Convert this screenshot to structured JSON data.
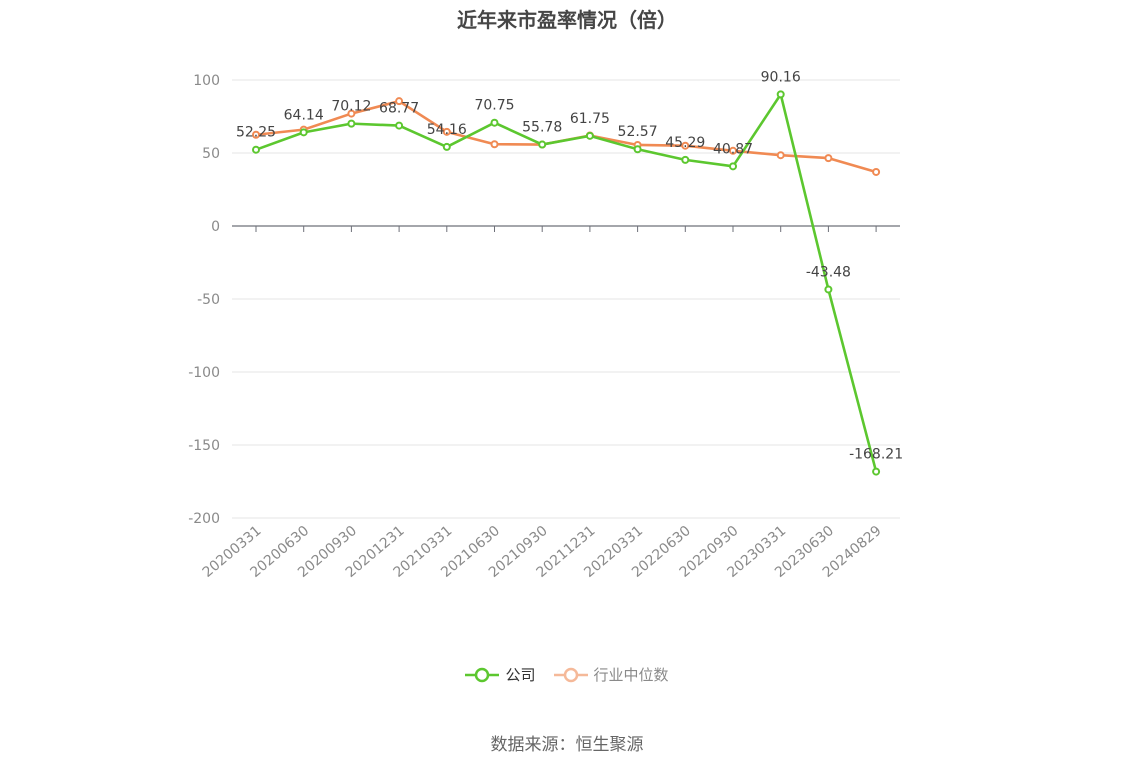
{
  "source_text": "数据来源：恒生聚源",
  "chart_data": {
    "type": "line",
    "title": "近年来市盈率情况（倍）",
    "categories": [
      "20200331",
      "20200630",
      "20200930",
      "20201231",
      "20210331",
      "20210630",
      "20210930",
      "20211231",
      "20220331",
      "20220630",
      "20220930",
      "20230331",
      "20230630",
      "20240829"
    ],
    "ylim": [
      -200,
      100
    ],
    "yticks": [
      100,
      50,
      0,
      -50,
      -100,
      -150,
      -200
    ],
    "grid": true,
    "legend_position": "bottom",
    "series": [
      {
        "name": "公司",
        "color": "#5cc72f",
        "values": [
          52.25,
          64.14,
          70.12,
          68.77,
          54.16,
          70.75,
          55.78,
          61.75,
          52.57,
          45.29,
          40.87,
          90.16,
          -43.48,
          -168.21
        ],
        "labels": [
          "52.25",
          "64.14",
          "70.12",
          "68.77",
          "54.16",
          "70.75",
          "55.78",
          "61.75",
          "52.57",
          "45.29",
          "40.87",
          "90.16",
          "-43.48",
          "-168.21"
        ]
      },
      {
        "name": "行业中位数",
        "color": "#f08a53",
        "values": [
          62.5,
          66.0,
          77.0,
          85.5,
          64.5,
          56.0,
          55.8,
          62.0,
          55.5,
          55.0,
          51.5,
          48.5,
          46.5,
          37.0
        ]
      }
    ]
  }
}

TASK TO CARRY OUT ::
Write out each line again precisely as it appears, skipping every picture.

CORRECT OUTPUT ::
Convert this screenshot to structured JSON data.
{
  "source_text": "数据来源：恒生聚源",
  "chart_data": {
    "type": "line",
    "title": "近年来市盈率情况（倍）",
    "categories": [
      "20200331",
      "20200630",
      "20200930",
      "20201231",
      "20210331",
      "20210630",
      "20210930",
      "20211231",
      "20220331",
      "20220630",
      "20220930",
      "20230331",
      "20230630",
      "20240829"
    ],
    "ylim": [
      -200,
      100
    ],
    "yticks": [
      100,
      50,
      0,
      -50,
      -100,
      -150,
      -200
    ],
    "grid": true,
    "legend_position": "bottom",
    "series": [
      {
        "name": "公司",
        "color": "#5cc72f",
        "values": [
          52.25,
          64.14,
          70.12,
          68.77,
          54.16,
          70.75,
          55.78,
          61.75,
          52.57,
          45.29,
          40.87,
          90.16,
          -43.48,
          -168.21
        ],
        "labels": [
          "52.25",
          "64.14",
          "70.12",
          "68.77",
          "54.16",
          "70.75",
          "55.78",
          "61.75",
          "52.57",
          "45.29",
          "40.87",
          "90.16",
          "-43.48",
          "-168.21"
        ]
      },
      {
        "name": "行业中位数",
        "color": "#f08a53",
        "values": [
          62.5,
          66.0,
          77.0,
          85.5,
          64.5,
          56.0,
          55.8,
          62.0,
          55.5,
          55.0,
          51.5,
          48.5,
          46.5,
          37.0
        ]
      }
    ]
  }
}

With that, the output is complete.